Extract every line of the material below and reproduce it faithfully.

— Start Provided data —

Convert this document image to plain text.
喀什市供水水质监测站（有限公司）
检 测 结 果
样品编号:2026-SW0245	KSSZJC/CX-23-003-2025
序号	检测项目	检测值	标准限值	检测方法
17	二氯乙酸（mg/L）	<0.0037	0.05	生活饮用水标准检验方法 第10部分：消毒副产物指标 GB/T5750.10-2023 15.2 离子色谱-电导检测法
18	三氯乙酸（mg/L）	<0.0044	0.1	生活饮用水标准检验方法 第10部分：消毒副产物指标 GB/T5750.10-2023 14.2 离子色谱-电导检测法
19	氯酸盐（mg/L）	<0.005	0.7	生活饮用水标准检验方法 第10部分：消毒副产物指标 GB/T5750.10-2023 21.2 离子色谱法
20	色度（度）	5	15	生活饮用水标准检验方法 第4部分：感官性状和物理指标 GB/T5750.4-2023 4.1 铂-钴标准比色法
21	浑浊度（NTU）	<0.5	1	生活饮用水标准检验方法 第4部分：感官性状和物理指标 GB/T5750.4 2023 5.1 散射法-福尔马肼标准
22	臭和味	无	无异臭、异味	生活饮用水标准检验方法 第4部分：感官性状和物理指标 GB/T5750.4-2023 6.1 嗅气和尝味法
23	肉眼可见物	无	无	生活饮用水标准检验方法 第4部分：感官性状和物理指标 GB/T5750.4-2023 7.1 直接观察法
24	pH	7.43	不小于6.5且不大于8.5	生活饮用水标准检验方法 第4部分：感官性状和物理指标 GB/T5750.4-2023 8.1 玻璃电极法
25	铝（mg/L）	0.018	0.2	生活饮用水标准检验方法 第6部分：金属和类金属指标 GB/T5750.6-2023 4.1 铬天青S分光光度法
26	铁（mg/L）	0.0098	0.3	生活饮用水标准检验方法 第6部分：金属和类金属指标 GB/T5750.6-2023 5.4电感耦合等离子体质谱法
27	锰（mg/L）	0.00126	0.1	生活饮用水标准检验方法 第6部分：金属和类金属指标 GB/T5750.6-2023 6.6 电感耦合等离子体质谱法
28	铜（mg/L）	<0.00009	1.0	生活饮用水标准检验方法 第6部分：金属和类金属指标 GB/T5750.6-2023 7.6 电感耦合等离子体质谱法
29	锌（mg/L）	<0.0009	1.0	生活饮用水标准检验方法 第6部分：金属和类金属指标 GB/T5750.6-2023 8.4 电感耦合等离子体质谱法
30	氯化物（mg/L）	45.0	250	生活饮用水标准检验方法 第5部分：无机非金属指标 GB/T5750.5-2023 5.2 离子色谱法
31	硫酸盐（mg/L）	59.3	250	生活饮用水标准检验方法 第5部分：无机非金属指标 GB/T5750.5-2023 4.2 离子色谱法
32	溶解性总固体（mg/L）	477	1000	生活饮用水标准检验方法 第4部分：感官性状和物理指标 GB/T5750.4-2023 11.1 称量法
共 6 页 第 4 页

— End Provided data —

- Result of the task
Convert this document image to plain text.
喀什市供水水质监测站（有限公司）
检 测 结 果
样品编号:2026-SW0245	KSSZJC/CX-23-003-2025
序号	检测项目	检测值	标准限值	检测方法
17	二氯乙酸（mg/L）	<0.0037	0.05	生活饮用水标准检验方法 第10部分：消毒副产物指标 GB/T5750.10-2023 15.2 离子色谱-电导检测法
18	三氯乙酸（mg/L）	<0.0044	0.1	生活饮用水标准检验方法 第10部分：消毒副产物指标 GB/T5750.10-2023 14.2 离子色谱-电导检测法
19	氯酸盐（mg/L）	<0.005	0.7	生活饮用水标准检验方法 第10部分：消毒副产物指标 GB/T5750.10-2023 21.2 离子色谱法
20	色度（度）	5	15	生活饮用水标准检验方法 第4部分：感官性状和物理指标 GB/T5750.4-2023 4.1 铂-钴标准比色法
21	浑浊度（NTU）	<0.5	1	生活饮用水标准检验方法 第4部分：感官性状和物理指标 GB/T5750.4 2023 5.1 散射法-福尔马肼标准
22	臭和味	无	无异臭、异味	生活饮用水标准检验方法 第4部分：感官性状和物理指标 GB/T5750.4-2023 6.1 嗅气和尝味法
23	肉眼可见物	无	无	生活饮用水标准检验方法 第4部分：感官性状和物理指标 GB/T5750.4-2023 7.1 直接观察法
24	pH	7.43	不小于6.5且不大于8.5	生活饮用水标准检验方法 第4部分：感官性状和物理指标 GB/T5750.4-2023 8.1 玻璃电极法
25	铝（mg/L）	0.018	0.2	生活饮用水标准检验方法 第6部分：金属和类金属指标 GB/T5750.6-2023 4.1 铬天青S分光光度法
26	铁（mg/L）	0.0098	0.3	生活饮用水标准检验方法 第6部分：金属和类金属指标 GB/T5750.6-2023 5.4电感耦合等离子体质谱法
27	锰（mg/L）	0.00126	0.1	生活饮用水标准检验方法 第6部分：金属和类金属指标 GB/T5750.6-2023 6.6 电感耦合等离子体质谱法
28	铜（mg/L）	<0.00009	1.0	生活饮用水标准检验方法 第6部分：金属和类金属指标 GB/T5750.6-2023 7.6 电感耦合等离子体质谱法
29	锌（mg/L）	<0.0009	1.0	生活饮用水标准检验方法 第6部分：金属和类金属指标 GB/T5750.6-2023 8.4 电感耦合等离子体质谱法
30	氯化物（mg/L）	45.0	250	生活饮用水标准检验方法 第5部分：无机非金属指标 GB/T5750.5-2023 5.2 离子色谱法
31	硫酸盐（mg/L）	59.3	250	生活饮用水标准检验方法 第5部分：无机非金属指标 GB/T5750.5-2023 4.2 离子色谱法
32	溶解性总固体（mg/L）	477	1000	生活饮用水标准检验方法 第4部分：感官性状和物理指标 GB/T5750.4-2023 11.1 称量法
共 6 页 第 4 页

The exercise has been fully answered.